(EXERCISE BRIEF):
Every line from the one with "What's the underlying" through the end of the entries below should be written out exactly; the pictures should not.

— BEGIN —

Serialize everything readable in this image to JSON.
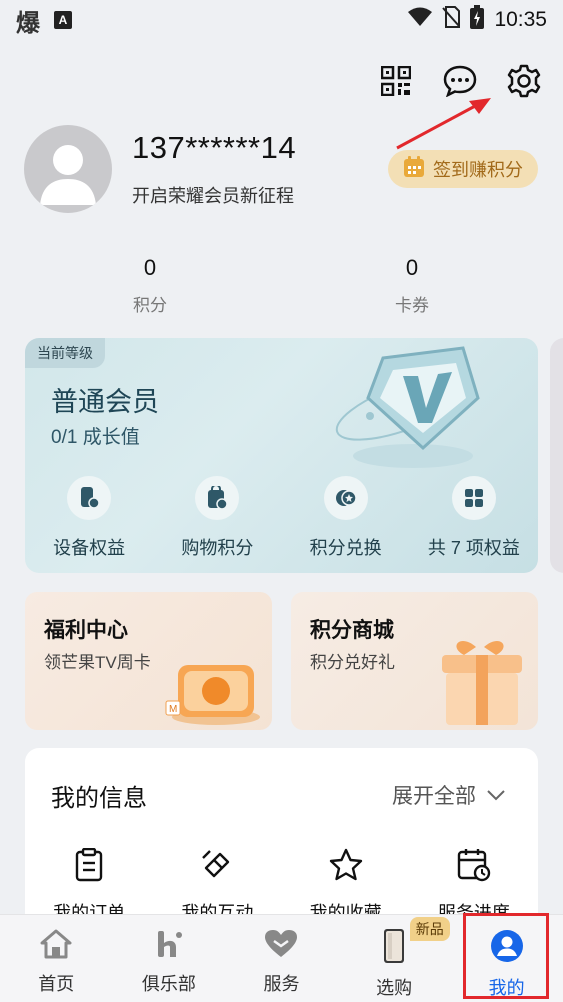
{
  "status_bar": {
    "time": "10:35",
    "app_badge": "A",
    "left_glyph": "爆"
  },
  "header_icons": [
    "qr-code-icon",
    "chat-icon",
    "gear-icon"
  ],
  "profile": {
    "phone": "137******14",
    "subtitle": "开启荣耀会员新征程"
  },
  "checkin_button": {
    "label": "签到赚积分"
  },
  "stats": [
    {
      "value": "0",
      "label": "积分"
    },
    {
      "value": "0",
      "label": "卡券"
    }
  ],
  "level_card": {
    "tag": "当前等级",
    "name": "普通会员",
    "growth": "0/1 成长值",
    "rights": [
      {
        "label": "设备权益",
        "icon": "device-rights-icon"
      },
      {
        "label": "购物积分",
        "icon": "shopping-points-icon"
      },
      {
        "label": "积分兑换",
        "icon": "points-exchange-icon"
      },
      {
        "label": "共 7 项权益",
        "icon": "grid-icon"
      }
    ]
  },
  "promos": [
    {
      "title": "福利中心",
      "subtitle": "领芒果TV周卡"
    },
    {
      "title": "积分商城",
      "subtitle": "积分兑好礼"
    }
  ],
  "my_info": {
    "title": "我的信息",
    "expand_label": "展开全部",
    "items": [
      {
        "label": "我的订单",
        "icon": "order-list-icon"
      },
      {
        "label": "我的互动",
        "icon": "interaction-icon"
      },
      {
        "label": "我的收藏",
        "icon": "star-icon"
      },
      {
        "label": "服务进度",
        "icon": "service-calendar-icon"
      }
    ]
  },
  "tabbar": {
    "tabs": [
      {
        "label": "首页",
        "icon": "home-icon"
      },
      {
        "label": "俱乐部",
        "icon": "club-icon"
      },
      {
        "label": "服务",
        "icon": "heart-icon"
      },
      {
        "label": "选购",
        "icon": "phone-product-icon",
        "badge": "新品"
      },
      {
        "label": "我的",
        "icon": "user-icon",
        "active": true
      }
    ]
  },
  "colors": {
    "accent": "#1766e8",
    "highlight": "#e2282c",
    "checkin_bg": "#f3dfb5",
    "checkin_text": "#a26a1a"
  }
}
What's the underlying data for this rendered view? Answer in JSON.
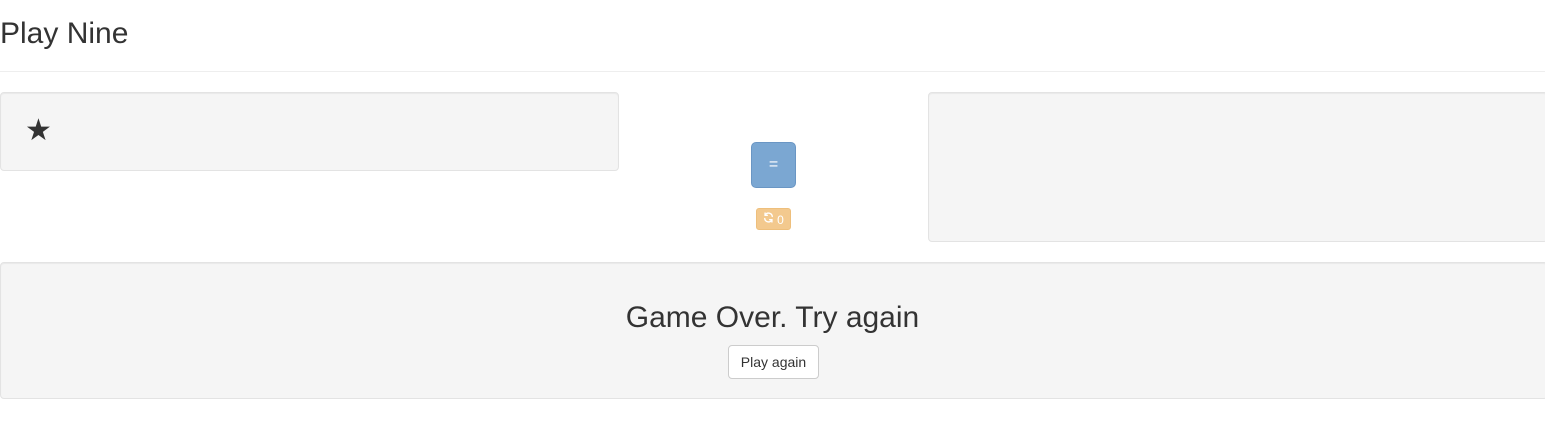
{
  "header": {
    "title": "Play Nine"
  },
  "stars_frame": {
    "star_count": 1,
    "star_glyph": "★"
  },
  "controls": {
    "equals_label": "=",
    "redraw_count": "0",
    "equals_color": "#7ba7d2",
    "redraw_color": "#f3c98e"
  },
  "answer_frame": {
    "selected_numbers": []
  },
  "result": {
    "message": "Game Over. Try again",
    "play_again_label": "Play again"
  }
}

— END —

(OUTPUT BELOW):
What's the underlying data for this rendered view? Answer in JSON.
{
  "header": {
    "title": "Play Nine"
  },
  "stars_frame": {
    "star_count": 1,
    "star_glyph": "★"
  },
  "controls": {
    "equals_label": "=",
    "redraw_count": "0",
    "equals_color": "#7ba7d2",
    "redraw_color": "#f3c98e"
  },
  "answer_frame": {
    "selected_numbers": []
  },
  "result": {
    "message": "Game Over. Try again",
    "play_again_label": "Play again"
  }
}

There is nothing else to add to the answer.